== Supplied material ==
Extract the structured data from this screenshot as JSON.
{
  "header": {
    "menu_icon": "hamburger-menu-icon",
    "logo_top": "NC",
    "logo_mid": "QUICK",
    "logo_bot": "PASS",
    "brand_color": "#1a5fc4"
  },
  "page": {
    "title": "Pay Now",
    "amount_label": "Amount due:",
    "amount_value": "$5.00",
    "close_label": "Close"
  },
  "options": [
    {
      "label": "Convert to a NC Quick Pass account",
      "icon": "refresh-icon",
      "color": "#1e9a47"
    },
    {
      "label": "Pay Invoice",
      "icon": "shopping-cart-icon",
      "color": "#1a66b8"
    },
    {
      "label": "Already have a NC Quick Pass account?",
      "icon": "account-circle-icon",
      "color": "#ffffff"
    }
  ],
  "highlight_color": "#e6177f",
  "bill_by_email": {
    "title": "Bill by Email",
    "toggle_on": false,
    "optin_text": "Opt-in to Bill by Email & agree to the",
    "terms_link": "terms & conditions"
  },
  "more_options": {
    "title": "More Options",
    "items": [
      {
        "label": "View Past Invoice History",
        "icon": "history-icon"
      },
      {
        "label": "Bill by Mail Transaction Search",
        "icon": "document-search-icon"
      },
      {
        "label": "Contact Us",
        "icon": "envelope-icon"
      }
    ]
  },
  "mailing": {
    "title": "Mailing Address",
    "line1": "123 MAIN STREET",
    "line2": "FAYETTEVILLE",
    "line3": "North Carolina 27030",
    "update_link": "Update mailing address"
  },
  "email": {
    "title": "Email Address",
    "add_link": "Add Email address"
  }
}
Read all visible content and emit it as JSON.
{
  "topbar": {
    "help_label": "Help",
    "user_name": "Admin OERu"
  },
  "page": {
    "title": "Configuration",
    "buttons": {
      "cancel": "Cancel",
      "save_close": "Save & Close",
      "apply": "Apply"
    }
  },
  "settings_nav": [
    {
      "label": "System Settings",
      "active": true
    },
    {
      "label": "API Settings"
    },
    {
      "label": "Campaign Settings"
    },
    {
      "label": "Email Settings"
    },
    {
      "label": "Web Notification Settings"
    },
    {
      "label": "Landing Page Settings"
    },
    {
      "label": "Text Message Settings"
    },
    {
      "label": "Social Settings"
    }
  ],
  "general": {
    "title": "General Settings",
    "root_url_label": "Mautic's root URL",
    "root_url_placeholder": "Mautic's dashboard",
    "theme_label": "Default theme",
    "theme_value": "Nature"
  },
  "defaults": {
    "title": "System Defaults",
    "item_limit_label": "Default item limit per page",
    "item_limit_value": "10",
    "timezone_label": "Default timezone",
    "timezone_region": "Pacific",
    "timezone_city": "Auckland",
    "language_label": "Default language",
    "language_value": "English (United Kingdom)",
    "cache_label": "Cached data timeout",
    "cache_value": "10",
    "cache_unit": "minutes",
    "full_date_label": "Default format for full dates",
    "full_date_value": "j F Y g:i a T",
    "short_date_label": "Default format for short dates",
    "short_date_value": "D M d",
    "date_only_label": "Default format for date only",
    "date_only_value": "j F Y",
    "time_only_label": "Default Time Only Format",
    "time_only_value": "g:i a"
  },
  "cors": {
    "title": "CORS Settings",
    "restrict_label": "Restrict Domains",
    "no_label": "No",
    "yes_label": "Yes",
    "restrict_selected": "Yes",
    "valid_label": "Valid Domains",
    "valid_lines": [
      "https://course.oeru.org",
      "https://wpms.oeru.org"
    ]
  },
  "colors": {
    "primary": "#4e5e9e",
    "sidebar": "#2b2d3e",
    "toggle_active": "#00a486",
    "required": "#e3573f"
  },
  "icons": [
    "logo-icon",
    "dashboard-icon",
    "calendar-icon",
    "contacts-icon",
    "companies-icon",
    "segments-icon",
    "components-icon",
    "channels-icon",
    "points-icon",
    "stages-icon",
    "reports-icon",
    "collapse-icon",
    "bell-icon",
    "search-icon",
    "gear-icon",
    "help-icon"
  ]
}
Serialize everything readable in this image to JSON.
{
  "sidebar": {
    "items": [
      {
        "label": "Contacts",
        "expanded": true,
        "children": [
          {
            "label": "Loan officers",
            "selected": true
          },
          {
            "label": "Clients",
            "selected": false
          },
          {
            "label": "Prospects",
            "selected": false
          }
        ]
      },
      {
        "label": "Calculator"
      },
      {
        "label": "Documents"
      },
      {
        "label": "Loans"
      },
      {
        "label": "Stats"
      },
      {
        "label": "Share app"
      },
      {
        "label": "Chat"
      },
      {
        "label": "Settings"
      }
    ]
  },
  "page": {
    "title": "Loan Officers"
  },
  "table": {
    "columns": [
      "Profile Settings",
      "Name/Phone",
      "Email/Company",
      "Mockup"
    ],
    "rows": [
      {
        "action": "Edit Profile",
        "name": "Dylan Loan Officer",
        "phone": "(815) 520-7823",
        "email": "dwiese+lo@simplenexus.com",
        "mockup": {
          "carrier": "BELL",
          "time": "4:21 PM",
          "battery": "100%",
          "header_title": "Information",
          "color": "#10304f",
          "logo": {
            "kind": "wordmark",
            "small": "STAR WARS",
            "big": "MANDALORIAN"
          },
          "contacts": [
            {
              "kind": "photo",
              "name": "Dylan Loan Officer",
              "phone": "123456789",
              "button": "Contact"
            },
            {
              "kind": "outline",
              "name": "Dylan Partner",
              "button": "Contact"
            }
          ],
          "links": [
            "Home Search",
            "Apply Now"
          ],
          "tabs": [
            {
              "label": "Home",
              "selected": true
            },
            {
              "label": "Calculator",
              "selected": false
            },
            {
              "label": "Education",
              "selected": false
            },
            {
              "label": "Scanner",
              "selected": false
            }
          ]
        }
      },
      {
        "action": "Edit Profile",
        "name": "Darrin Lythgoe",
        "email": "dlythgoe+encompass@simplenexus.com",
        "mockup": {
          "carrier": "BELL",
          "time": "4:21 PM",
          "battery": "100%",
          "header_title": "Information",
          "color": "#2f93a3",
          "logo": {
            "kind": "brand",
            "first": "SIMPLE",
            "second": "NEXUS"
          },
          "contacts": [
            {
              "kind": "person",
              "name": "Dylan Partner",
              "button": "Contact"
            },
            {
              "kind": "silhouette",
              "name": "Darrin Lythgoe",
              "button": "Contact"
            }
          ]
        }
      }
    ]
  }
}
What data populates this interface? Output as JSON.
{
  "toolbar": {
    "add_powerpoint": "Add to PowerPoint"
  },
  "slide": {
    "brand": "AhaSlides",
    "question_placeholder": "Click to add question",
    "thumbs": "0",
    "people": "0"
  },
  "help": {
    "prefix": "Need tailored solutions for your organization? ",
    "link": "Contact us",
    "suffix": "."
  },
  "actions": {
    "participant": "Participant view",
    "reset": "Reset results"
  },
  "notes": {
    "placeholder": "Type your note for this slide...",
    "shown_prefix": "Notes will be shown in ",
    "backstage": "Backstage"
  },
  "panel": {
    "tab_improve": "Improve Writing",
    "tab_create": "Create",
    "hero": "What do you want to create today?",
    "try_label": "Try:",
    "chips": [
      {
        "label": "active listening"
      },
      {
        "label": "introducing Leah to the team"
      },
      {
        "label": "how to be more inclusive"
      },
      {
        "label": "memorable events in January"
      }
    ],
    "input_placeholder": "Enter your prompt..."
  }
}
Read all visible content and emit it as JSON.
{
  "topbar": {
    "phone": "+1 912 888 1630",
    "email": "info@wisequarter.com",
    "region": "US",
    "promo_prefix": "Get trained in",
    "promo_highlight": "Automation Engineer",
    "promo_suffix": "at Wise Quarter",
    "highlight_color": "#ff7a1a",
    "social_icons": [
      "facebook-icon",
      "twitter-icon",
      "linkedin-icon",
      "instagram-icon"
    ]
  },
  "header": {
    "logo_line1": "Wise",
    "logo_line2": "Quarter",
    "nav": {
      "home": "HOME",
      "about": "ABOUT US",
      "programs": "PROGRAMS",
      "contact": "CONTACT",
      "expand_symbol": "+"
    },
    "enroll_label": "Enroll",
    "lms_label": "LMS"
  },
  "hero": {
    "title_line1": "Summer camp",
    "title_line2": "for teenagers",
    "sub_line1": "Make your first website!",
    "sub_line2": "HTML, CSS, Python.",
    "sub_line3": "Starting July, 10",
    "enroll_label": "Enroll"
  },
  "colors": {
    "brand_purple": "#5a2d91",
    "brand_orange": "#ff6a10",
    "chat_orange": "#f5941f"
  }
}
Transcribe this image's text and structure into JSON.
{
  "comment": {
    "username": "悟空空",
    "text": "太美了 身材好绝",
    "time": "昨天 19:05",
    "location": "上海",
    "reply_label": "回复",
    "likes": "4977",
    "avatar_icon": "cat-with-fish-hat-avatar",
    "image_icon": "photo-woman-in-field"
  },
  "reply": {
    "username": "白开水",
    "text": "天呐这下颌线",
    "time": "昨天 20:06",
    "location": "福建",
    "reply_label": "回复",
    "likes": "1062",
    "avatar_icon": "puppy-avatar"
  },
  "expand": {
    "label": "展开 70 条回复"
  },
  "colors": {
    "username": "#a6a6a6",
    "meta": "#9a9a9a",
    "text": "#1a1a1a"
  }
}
===
> [Given request] What is the number of lines that hold the string "Invoice"? Reply with that number alone.

> [Response below] 2